__Directions for this task__.
Give the listing again in full, exactly as written.

__Extracted entries__.
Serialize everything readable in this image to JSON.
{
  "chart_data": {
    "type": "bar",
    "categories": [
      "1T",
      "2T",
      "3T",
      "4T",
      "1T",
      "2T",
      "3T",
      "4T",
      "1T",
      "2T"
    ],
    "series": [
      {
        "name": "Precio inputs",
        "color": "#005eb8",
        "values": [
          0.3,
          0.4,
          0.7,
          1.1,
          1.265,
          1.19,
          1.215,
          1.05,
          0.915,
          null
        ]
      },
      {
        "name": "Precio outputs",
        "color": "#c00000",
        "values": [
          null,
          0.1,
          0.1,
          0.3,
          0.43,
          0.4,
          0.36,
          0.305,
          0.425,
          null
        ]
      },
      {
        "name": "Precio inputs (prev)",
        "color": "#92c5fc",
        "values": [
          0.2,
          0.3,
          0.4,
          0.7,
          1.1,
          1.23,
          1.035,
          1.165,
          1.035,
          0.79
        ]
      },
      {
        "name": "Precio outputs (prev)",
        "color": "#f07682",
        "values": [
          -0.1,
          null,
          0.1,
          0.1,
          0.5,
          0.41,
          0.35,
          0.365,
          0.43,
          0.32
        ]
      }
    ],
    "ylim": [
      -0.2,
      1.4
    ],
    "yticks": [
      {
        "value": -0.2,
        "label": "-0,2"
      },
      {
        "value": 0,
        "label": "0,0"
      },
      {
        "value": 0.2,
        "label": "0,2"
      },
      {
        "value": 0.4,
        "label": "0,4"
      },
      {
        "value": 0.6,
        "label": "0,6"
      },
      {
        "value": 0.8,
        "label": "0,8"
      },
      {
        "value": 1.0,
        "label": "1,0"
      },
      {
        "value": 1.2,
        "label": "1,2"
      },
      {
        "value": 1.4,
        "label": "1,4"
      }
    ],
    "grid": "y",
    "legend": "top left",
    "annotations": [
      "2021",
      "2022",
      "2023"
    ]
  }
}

__Completed task__.
Serialize everything readable in this image to JSON.
{
  "chart_data": {
    "type": "bar",
    "categories": [
      "1T",
      "2T",
      "3T",
      "4T",
      "1T",
      "2T",
      "3T",
      "4T",
      "1T",
      "2T"
    ],
    "series": [
      {
        "name": "Precio inputs",
        "color": "#005eb8",
        "values": [
          0.3,
          0.4,
          0.7,
          1.1,
          1.265,
          1.19,
          1.215,
          1.05,
          0.915,
          null
        ]
      },
      {
        "name": "Precio outputs",
        "color": "#c00000",
        "values": [
          null,
          0.1,
          0.1,
          0.3,
          0.43,
          0.4,
          0.36,
          0.305,
          0.425,
          null
        ]
      },
      {
        "name": "Precio inputs (prev)",
        "color": "#92c5fc",
        "values": [
          0.2,
          0.3,
          0.4,
          0.7,
          1.1,
          1.23,
          1.035,
          1.165,
          1.035,
          0.79
        ]
      },
      {
        "name": "Precio outputs (prev)",
        "color": "#f07682",
        "values": [
          -0.1,
          null,
          0.1,
          0.1,
          0.5,
          0.41,
          0.35,
          0.365,
          0.43,
          0.32
        ]
      }
    ],
    "ylim": [
      -0.2,
      1.4
    ],
    "yticks": [
      {
        "value": -0.2,
        "label": "-0,2"
      },
      {
        "value": 0,
        "label": "0,0"
      },
      {
        "value": 0.2,
        "label": "0,2"
      },
      {
        "value": 0.4,
        "label": "0,4"
      },
      {
        "value": 0.6,
        "label": "0,6"
      },
      {
        "value": 0.8,
        "label": "0,8"
      },
      {
        "value": 1.0,
        "label": "1,0"
      },
      {
        "value": 1.2,
        "label": "1,2"
      },
      {
        "value": 1.4,
        "label": "1,4"
      }
    ],
    "grid": "y",
    "legend": "top left",
    "annotations": [
      "2021",
      "2022",
      "2023"
    ]
  }
}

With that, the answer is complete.